** Start DATA FOR THIS EXERCISE **

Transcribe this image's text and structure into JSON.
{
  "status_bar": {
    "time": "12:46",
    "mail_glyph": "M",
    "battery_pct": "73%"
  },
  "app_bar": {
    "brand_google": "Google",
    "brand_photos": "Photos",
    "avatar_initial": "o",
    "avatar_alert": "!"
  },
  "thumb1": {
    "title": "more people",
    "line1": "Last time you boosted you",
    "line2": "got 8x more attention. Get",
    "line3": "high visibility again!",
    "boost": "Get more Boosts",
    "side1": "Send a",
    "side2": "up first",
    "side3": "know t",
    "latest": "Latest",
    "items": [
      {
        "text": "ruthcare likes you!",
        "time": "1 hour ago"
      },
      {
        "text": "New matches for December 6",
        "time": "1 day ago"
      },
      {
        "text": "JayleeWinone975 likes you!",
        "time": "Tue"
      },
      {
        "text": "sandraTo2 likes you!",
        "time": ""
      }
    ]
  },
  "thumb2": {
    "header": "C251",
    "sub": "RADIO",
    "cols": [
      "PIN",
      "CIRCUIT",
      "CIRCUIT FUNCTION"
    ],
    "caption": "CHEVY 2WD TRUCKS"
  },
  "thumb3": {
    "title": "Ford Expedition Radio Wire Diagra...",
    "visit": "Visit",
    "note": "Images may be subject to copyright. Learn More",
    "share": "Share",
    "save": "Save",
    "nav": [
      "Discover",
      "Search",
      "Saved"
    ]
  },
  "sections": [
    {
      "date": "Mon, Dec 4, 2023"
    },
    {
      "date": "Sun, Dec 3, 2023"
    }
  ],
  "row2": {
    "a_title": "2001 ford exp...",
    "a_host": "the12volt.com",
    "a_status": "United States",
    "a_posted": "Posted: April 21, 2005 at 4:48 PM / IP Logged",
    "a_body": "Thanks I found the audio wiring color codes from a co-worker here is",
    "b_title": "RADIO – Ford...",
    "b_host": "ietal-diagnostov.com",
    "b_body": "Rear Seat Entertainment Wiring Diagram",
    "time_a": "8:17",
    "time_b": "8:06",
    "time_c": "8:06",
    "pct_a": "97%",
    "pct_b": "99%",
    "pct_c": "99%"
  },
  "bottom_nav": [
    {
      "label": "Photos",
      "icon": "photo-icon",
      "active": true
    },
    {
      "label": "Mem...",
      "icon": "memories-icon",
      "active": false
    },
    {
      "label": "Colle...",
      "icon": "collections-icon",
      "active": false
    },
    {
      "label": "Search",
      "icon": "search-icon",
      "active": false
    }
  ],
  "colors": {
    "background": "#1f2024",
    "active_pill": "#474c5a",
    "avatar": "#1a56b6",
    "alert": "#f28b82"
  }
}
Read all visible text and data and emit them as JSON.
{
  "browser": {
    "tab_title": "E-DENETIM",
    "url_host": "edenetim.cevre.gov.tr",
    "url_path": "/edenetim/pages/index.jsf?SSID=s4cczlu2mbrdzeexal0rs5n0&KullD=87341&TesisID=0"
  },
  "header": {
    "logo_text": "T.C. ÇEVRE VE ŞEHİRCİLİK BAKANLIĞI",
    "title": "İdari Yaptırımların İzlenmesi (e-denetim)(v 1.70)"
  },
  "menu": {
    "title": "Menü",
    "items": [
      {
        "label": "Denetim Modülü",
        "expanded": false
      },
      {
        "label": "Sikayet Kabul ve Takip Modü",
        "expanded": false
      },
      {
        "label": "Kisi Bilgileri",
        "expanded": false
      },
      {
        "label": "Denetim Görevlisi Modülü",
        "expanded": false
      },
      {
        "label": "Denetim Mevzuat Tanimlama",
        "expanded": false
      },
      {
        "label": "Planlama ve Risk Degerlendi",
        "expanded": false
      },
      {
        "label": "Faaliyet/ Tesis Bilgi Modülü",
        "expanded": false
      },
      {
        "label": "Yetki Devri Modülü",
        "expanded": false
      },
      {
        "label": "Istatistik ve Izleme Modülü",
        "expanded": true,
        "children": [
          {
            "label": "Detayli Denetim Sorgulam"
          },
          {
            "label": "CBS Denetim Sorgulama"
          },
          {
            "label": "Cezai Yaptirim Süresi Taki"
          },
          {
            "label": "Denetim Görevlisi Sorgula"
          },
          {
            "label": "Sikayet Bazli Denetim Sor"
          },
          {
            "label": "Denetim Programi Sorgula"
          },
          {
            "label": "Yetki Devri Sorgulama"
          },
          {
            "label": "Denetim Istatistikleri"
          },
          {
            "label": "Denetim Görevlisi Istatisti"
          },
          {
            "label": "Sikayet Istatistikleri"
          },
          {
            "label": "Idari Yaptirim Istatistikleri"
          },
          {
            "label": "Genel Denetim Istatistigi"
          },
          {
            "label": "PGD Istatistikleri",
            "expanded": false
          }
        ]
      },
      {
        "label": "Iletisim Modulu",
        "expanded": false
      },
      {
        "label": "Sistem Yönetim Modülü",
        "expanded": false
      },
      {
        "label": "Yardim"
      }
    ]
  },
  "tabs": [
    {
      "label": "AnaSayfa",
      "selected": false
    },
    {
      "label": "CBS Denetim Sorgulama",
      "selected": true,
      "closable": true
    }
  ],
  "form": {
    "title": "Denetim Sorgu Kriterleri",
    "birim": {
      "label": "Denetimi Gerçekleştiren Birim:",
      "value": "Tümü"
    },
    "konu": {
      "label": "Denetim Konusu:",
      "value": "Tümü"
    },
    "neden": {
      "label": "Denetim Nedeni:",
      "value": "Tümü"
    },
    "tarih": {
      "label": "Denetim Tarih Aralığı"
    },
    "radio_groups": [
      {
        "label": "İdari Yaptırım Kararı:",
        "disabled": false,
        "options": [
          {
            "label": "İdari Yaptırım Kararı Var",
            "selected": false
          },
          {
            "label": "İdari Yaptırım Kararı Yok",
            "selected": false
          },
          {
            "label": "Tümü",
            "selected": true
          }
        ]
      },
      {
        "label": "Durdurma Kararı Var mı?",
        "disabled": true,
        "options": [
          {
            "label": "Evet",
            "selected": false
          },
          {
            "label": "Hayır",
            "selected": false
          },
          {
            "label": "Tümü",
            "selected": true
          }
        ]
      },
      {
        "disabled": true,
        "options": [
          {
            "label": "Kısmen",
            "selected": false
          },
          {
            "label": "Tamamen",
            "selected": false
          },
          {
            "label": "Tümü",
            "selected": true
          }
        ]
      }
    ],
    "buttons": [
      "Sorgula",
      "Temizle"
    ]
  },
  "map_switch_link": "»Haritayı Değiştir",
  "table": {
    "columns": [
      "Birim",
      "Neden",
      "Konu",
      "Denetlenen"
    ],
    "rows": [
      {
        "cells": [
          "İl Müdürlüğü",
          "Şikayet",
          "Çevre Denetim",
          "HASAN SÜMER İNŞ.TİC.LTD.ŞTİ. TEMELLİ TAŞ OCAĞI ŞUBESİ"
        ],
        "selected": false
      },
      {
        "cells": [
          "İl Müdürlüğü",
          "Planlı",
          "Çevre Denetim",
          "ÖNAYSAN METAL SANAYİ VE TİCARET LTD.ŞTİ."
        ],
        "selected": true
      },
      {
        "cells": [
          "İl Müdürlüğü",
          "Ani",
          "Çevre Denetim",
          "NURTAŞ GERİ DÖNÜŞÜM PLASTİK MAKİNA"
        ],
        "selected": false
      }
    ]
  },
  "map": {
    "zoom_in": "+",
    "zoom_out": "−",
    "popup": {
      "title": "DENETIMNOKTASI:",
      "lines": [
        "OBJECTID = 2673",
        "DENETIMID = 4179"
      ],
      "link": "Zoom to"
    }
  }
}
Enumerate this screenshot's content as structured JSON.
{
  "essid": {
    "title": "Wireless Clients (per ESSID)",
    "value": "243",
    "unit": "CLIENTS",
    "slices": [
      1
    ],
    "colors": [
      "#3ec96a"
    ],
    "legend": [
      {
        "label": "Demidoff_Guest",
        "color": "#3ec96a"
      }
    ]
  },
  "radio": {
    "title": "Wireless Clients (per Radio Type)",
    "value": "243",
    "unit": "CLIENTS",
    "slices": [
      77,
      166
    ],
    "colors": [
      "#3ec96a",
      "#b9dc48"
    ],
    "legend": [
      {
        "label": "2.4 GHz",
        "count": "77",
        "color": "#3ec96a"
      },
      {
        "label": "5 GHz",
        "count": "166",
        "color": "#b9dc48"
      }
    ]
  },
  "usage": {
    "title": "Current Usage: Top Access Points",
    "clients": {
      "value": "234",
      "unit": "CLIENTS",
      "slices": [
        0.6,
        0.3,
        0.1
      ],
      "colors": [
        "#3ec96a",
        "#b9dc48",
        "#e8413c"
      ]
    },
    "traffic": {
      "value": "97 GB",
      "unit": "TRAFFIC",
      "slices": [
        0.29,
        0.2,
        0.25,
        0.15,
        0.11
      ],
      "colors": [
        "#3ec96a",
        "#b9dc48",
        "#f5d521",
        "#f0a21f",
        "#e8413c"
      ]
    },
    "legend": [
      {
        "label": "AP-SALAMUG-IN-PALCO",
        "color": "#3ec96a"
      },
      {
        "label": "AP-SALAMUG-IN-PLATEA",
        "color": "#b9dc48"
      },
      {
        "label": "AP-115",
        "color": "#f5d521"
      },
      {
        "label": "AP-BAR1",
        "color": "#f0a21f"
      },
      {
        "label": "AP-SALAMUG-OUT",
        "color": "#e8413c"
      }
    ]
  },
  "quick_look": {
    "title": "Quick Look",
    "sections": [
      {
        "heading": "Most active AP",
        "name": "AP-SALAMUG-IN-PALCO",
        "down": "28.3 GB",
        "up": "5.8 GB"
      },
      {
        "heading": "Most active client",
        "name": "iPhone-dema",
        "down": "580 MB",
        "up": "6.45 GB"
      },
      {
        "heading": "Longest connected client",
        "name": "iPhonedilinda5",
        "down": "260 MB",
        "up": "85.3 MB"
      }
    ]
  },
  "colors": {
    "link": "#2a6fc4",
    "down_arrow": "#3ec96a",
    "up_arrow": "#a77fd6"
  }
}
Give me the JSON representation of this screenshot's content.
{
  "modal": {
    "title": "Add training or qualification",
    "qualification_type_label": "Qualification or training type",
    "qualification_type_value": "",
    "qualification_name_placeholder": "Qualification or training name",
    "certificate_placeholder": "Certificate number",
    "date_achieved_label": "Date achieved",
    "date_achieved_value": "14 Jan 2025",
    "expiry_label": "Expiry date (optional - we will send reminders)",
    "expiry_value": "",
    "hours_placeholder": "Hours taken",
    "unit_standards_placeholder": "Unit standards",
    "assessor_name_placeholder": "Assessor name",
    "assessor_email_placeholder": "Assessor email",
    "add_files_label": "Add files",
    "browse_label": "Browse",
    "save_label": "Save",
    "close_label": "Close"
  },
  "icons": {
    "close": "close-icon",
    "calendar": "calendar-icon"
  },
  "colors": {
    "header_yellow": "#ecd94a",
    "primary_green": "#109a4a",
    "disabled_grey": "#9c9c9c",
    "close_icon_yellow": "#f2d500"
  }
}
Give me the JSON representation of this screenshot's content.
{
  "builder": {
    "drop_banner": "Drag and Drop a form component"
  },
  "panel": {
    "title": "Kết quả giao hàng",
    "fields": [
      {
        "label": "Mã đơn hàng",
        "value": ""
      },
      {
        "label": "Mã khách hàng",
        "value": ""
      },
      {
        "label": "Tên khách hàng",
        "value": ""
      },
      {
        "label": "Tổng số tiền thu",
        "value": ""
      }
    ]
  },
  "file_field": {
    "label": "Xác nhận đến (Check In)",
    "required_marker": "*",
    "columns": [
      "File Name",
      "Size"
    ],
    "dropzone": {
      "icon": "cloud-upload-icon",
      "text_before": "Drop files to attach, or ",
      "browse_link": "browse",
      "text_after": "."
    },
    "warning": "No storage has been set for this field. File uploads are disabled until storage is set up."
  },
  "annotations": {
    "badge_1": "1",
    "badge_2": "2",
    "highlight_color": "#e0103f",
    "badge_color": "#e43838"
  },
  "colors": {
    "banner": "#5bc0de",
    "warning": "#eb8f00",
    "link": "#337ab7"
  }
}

** End DATA FOR THIS EXERCISE **

Return every line of the preceding records in which the word "hàng" appears.

> **FINAL RESULT**:
    "title": "Kết quả giao hàng",
        "label": "Mã đơn hàng",
        "label": "Mã khách hàng",
        "label": "Tên khách hàng",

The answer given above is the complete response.